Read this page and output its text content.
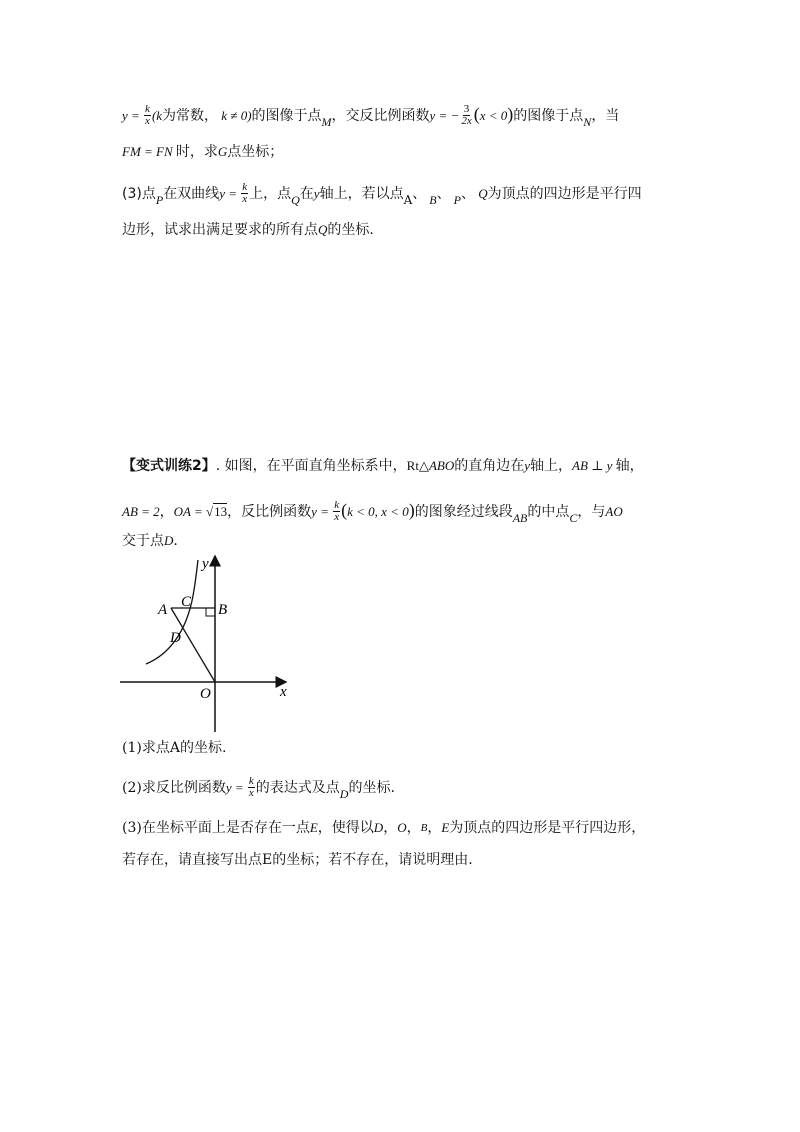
$y = \frac{k}{x} (k$ 为常数， k ≠ 0) 的图像于点 M ，交反比例函数 y = − $\frac{3}{2x} (x < 0)$ 的图像于点 N ，当
FM = FN 时，求 G 点坐标；
(3)点 P 在双曲线 $y = \frac{k}{x}$ 上，点 Q 在 y 轴上，若以点 A 、 B 、 P 、 Q 为顶点的四边形是平行四
边形，试求出满足要求的所有点 Q 的坐标.
【变式训练2】 . 如图，在平面直角坐标系中， Rt △ABO 的直角边在 y 轴上， AB ⊥ y 轴，
AB = 2 ， OA = √13 ，反比例函数 $y = \frac{k}{x} (k < 0$, x < 0) 的图象经过线段 AB 的中点 C ，与 AO
交于点 D .
y
x
O
A	B
C
D
(1)求点A的坐标.
(2)求反比例函数 $y = \frac{k}{x}$ 的表达式及点 D 的坐标.
(3)在坐标平面上是否存在一点 E ，使得以 D ， O ， B ， E 为顶点的四边形是平行四边形，
若存在，请直接写出点E的坐标；若不存在，请说明理由.
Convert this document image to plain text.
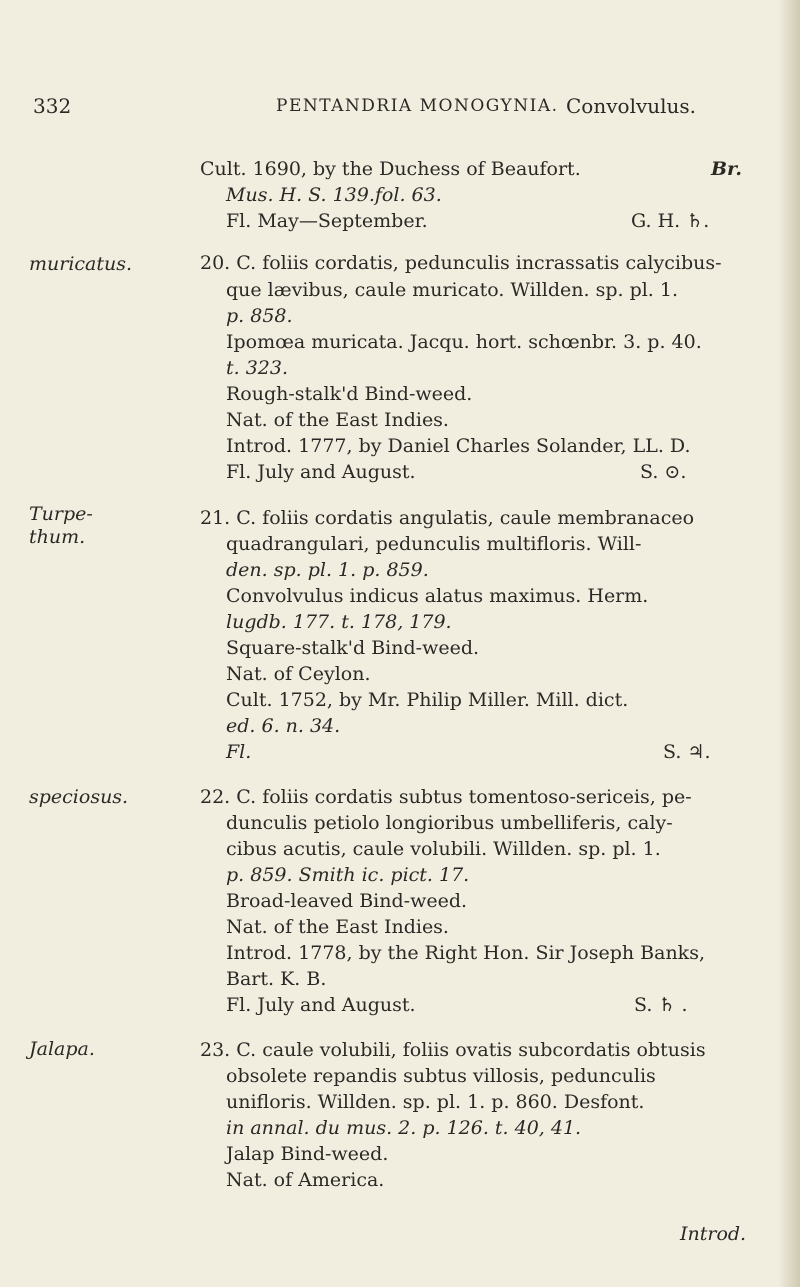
332	PENTANDRIA MONOGYNIA. Convolvulus.
Cult. 1690, by the Duchess of Beaufort.	Br.
Mus. H. S. 139.fol. 63.
Fl. May—September.	G. H. ♄.
muricatus.	20. C. foliis cordatis, pedunculis incrassatis calycibus-
que lævibus, caule muricato. Willden. sp. pl. 1.
p. 858.
Ipomœa muricata. Jacqu. hort. schœnbr. 3. p. 40.
t. 323.
Rough-stalk'd Bind-weed.
Nat. of the East Indies.
Introd. 1777, by Daniel Charles Solander, LL. D.
Fl. July and August.	S. ⊙.
Turpe-
thum.
21. C. foliis cordatis angulatis, caule membranaceo
quadrangulari, pedunculis multifloris. Will-
den. sp. pl. 1. p. 859.
Convolvulus indicus alatus maximus. Herm.
lugdb. 177. t. 178, 179.
Square-stalk'd Bind-weed.
Nat. of Ceylon.
Cult. 1752, by Mr. Philip Miller. Mill. dict.
ed. 6. n. 34.
Fl.	S. ♃.
speciosus.	22. C. foliis cordatis subtus tomentoso-sericeis, pe-
dunculis petiolo longioribus umbelliferis, caly-
cibus acutis, caule volubili. Willden. sp. pl. 1.
p. 859. Smith ic. pict. 17.
Broad-leaved Bind-weed.
Nat. of the East Indies.
Introd. 1778, by the Right Hon. Sir Joseph Banks,
Bart. K. B.
Fl. July and August.	S. ♄ .
Jalapa.	23. C. caule volubili, foliis ovatis subcordatis obtusis
obsolete repandis subtus villosis, pedunculis
unifloris. Willden. sp. pl. 1. p. 860. Desfont.
in annal. du mus. 2. p. 126. t. 40, 41.
Jalap Bind-weed.
Nat. of America.
Introd.
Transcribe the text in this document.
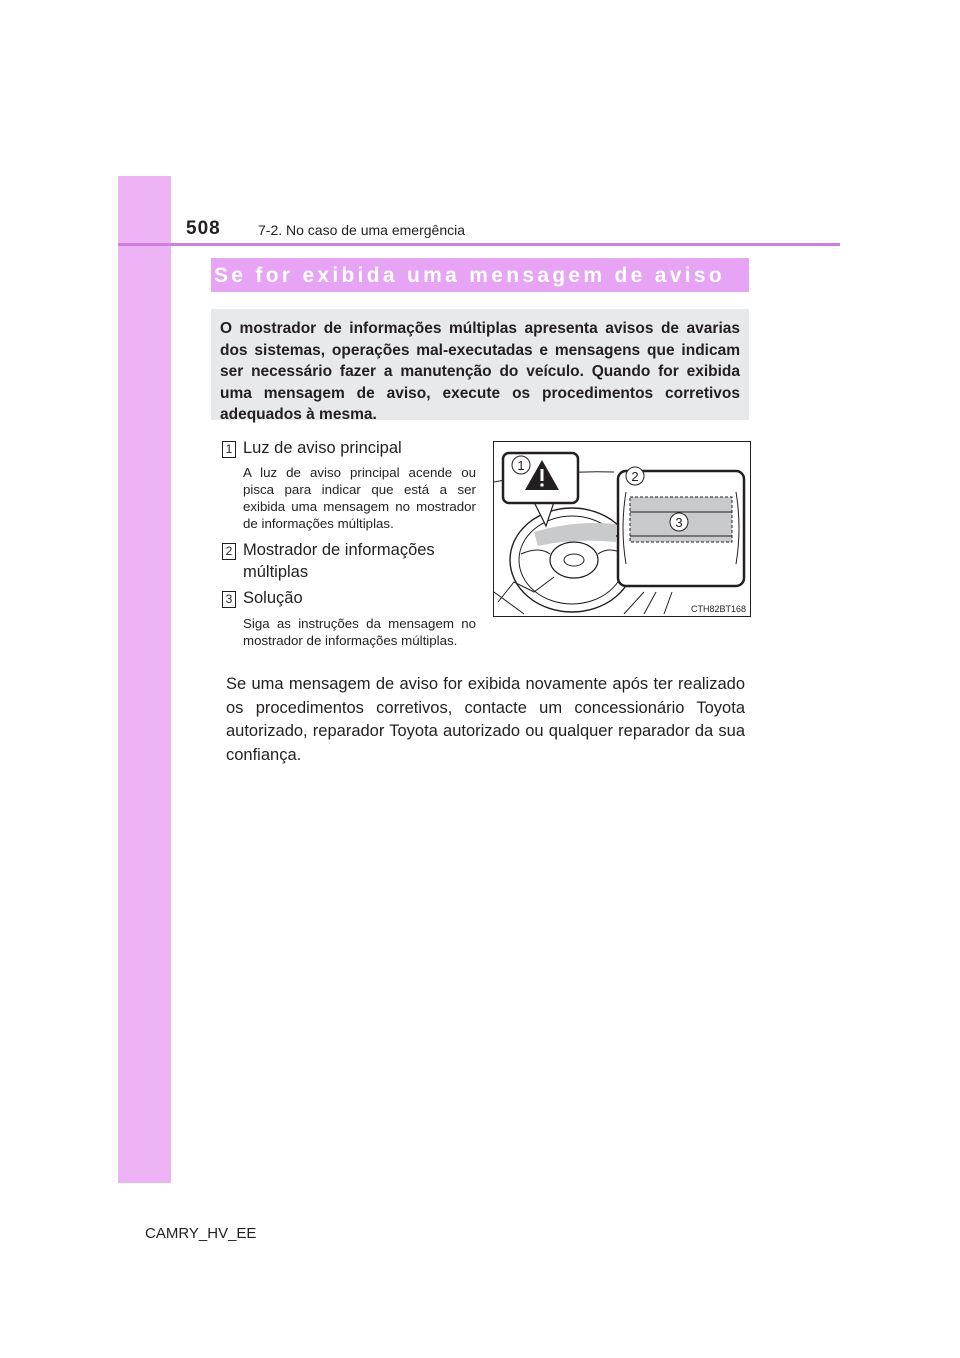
508	7-2. No caso de uma emergência
Se for exibida uma mensagem de aviso
O mostrador de informações múltiplas apresenta avisos de avarias dos sistemas, operações mal-executadas e mensagens que indicam ser necessário fazer a manutenção do veículo. Quando for exibida uma mensagem de aviso, execute os procedimentos corretivos adequados à mesma.
1 Luz de aviso principal
A luz de aviso principal acende ou pisca para indicar que está a ser exibida uma mensagem no mostrador de informações múltiplas.
2 Mostrador de informações múltiplas
3 Solução
Siga as instruções da mensagem no mostrador de informações múltiplas.
Se uma mensagem de aviso for exibida novamente após ter realizado os procedimentos corretivos, contacte um concessionário Toyota autorizado, reparador Toyota autorizado ou qualquer reparador da sua confiança.
1
2
3
CTH82BT168
CAMRY_HV_EE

—————

[YOUR OBJECTIVE]
Scan the entries above for the word "exibida" and collect each line holding it.

[CORRECT OUTPUT]
Se for exibida uma mensagem de aviso
O mostrador de informações múltiplas apresenta avisos de avarias dos sistemas, operações mal-executadas e mensagens que indicam ser necessário fazer a manutenção do veículo. Quando for exibida uma mensagem de aviso, execute os procedimentos corretivos adequados à mesma.
A luz de aviso principal acende ou pisca para indicar que está a ser exibida uma mensagem no mostrador de informações múltiplas.
Se uma mensagem de aviso for exibida novamente após ter realizado os procedimentos corretivos, contacte um concessionário Toyota autorizado, reparador Toyota autorizado ou qualquer reparador da sua confiança.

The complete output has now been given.